> _Input for this task_
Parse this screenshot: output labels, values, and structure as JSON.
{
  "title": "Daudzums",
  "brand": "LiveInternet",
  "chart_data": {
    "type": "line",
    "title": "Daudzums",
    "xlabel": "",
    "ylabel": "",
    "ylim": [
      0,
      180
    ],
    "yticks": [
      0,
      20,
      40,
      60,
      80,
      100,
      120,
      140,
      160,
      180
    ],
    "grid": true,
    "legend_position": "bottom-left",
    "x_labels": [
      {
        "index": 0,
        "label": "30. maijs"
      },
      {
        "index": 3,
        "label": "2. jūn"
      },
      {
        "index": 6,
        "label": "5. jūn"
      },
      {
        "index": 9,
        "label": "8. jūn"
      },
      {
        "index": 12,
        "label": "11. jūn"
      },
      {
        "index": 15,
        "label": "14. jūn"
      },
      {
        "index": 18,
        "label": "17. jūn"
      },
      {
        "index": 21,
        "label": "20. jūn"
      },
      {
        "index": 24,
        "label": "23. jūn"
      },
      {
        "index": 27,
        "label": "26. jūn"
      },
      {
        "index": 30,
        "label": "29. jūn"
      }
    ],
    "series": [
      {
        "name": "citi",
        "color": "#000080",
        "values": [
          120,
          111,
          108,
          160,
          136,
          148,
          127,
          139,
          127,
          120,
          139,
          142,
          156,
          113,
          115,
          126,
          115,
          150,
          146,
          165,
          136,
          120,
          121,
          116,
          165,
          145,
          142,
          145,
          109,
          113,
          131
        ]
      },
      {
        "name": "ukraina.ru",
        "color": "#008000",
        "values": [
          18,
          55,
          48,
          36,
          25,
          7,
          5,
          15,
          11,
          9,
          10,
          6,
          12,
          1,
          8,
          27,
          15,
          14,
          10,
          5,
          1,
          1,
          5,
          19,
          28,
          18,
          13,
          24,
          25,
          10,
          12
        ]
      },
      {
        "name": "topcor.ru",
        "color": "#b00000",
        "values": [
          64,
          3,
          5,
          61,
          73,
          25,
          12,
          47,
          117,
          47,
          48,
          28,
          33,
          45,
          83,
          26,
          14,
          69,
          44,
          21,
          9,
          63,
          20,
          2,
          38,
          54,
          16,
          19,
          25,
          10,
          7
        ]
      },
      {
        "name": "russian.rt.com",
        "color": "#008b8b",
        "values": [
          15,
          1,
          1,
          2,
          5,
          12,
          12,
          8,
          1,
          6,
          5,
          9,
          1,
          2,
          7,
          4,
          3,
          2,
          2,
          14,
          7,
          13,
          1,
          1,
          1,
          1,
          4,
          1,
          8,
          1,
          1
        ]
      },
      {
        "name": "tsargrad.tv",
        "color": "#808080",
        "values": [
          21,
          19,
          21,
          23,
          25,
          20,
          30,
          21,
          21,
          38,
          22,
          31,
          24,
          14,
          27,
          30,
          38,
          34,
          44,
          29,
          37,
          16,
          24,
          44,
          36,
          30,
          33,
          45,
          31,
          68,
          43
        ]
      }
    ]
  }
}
---
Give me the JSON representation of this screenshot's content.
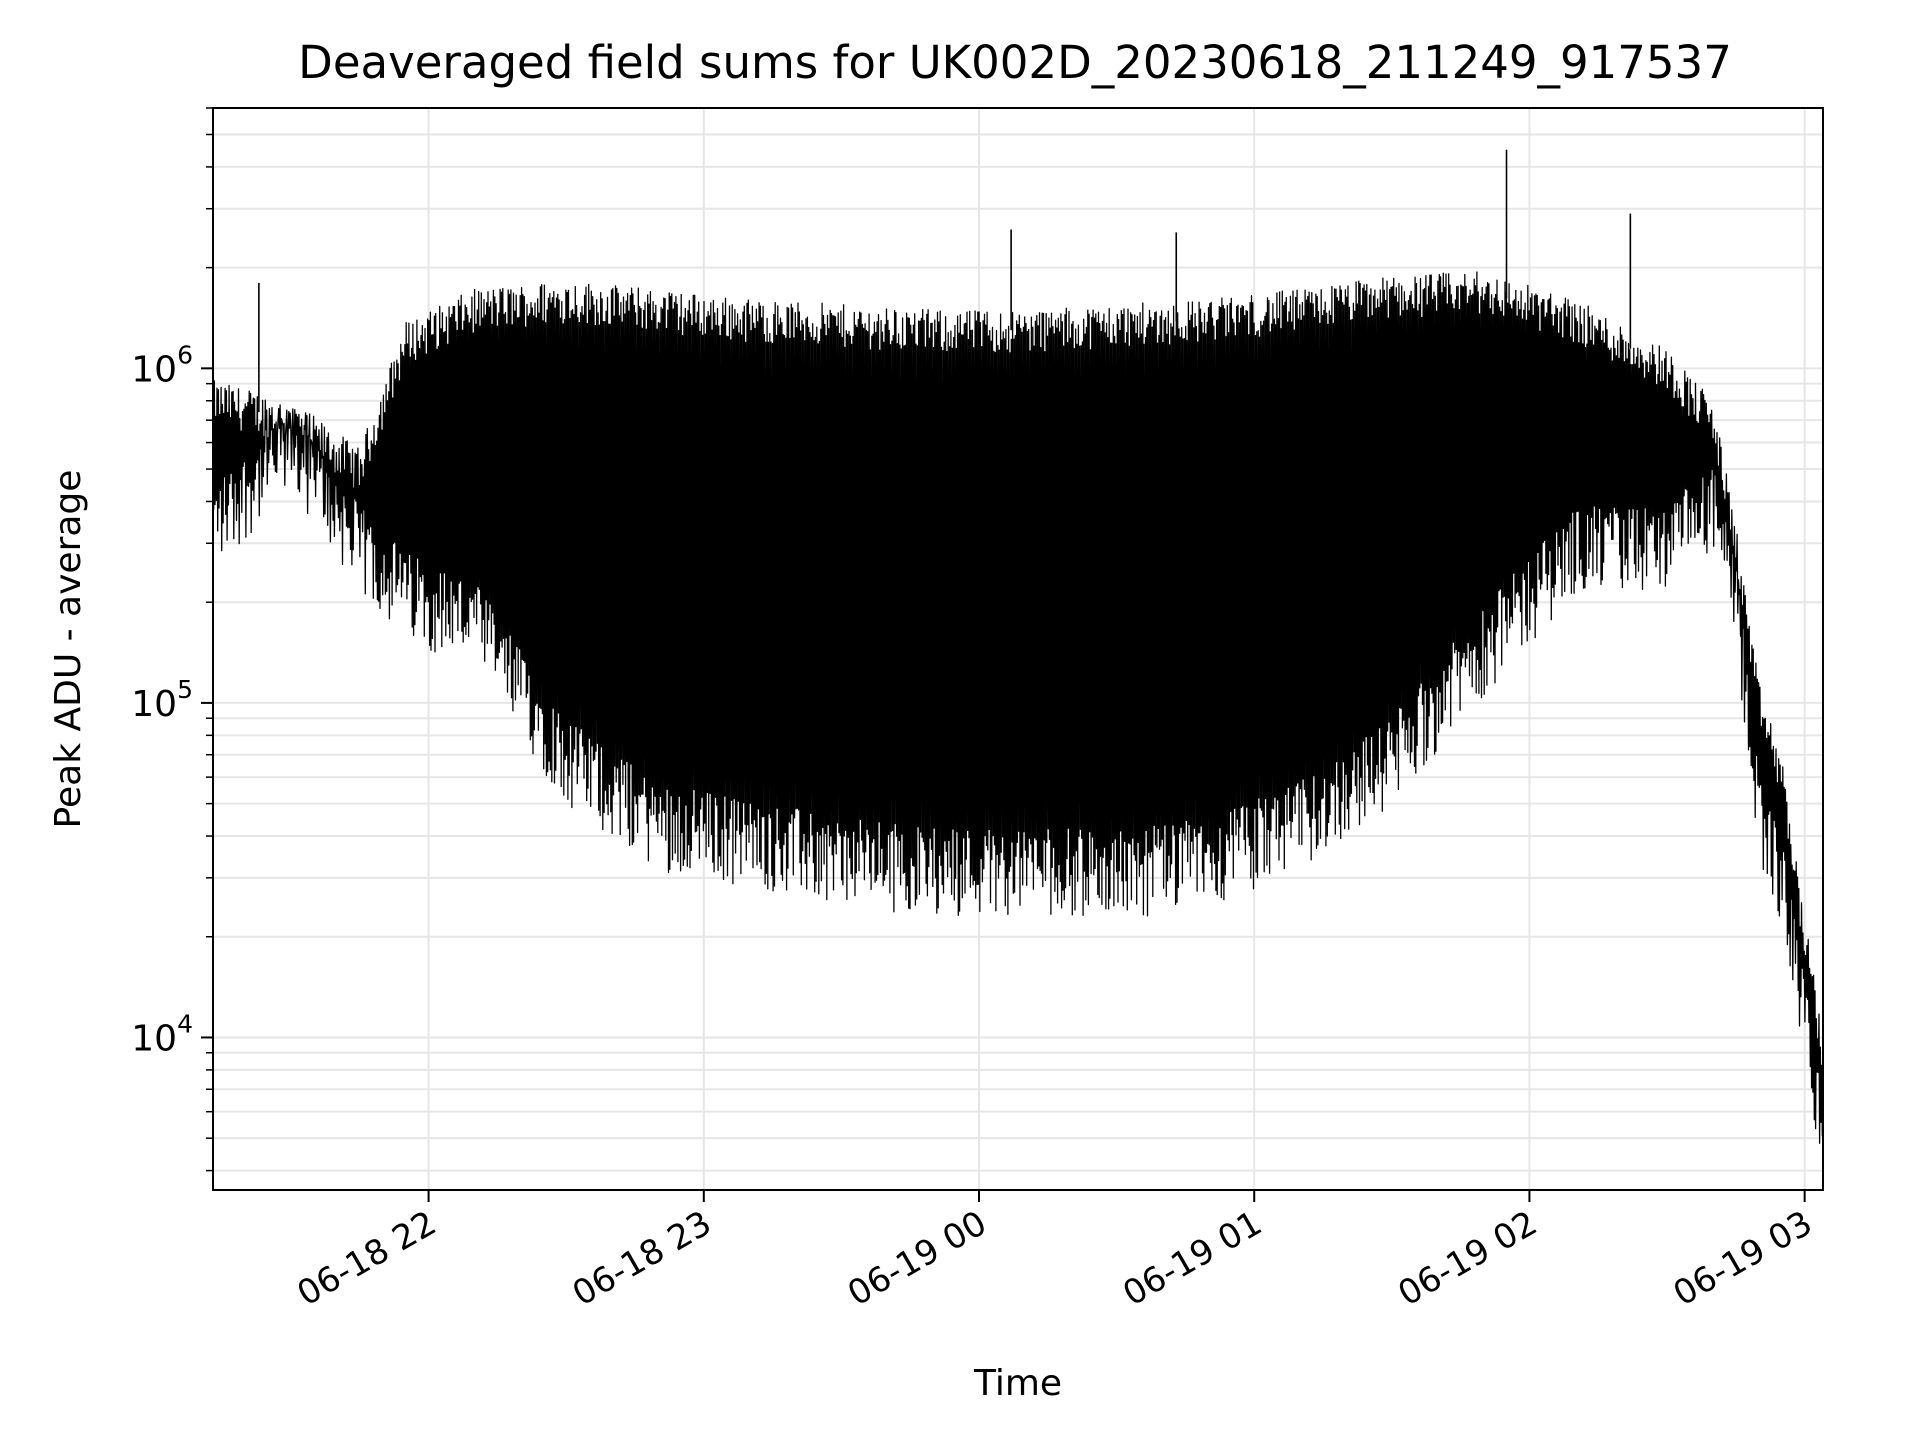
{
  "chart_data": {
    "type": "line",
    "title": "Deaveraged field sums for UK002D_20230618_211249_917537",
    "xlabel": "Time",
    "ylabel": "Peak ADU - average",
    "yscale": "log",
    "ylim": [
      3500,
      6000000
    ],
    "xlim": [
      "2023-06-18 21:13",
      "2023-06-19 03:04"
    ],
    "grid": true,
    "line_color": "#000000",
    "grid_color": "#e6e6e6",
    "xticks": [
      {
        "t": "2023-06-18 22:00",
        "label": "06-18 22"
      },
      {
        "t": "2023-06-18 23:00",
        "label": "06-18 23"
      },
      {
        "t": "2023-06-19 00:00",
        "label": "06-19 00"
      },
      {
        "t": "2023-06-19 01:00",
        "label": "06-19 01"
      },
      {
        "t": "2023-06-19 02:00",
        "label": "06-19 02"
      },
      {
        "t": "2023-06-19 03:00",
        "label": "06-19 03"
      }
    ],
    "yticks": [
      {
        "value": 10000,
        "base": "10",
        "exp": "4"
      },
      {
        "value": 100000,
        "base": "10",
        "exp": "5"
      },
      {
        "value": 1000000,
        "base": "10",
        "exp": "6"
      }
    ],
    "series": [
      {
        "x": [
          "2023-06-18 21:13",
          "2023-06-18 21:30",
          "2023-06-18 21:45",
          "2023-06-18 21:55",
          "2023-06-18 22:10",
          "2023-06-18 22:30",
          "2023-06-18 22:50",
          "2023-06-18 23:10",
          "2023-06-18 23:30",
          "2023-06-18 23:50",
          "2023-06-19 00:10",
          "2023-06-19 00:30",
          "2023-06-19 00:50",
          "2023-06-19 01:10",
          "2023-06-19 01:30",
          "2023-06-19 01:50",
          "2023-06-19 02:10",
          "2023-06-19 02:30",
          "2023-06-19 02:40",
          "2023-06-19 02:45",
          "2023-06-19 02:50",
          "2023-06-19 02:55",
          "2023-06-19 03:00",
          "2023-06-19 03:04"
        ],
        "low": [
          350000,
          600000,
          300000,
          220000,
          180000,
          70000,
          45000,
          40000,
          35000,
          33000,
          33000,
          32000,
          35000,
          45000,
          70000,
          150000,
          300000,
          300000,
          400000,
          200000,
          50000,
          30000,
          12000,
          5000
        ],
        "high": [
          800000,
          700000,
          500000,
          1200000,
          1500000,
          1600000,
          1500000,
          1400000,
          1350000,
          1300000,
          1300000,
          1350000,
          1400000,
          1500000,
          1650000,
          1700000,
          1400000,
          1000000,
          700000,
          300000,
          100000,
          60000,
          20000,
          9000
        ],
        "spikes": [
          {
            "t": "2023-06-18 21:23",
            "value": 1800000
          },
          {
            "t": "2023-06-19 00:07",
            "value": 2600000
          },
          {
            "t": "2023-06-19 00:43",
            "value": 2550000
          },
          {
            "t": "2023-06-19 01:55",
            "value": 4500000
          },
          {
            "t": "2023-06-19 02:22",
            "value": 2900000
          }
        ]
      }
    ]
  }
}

> _Exercise objective_
Pick out each line in the material containing "screenshot".

> _Reply to the exercise_
Parse this screenshot: output labels, values, and structure as JSON.
Give me the JSON representation of this screenshot's content.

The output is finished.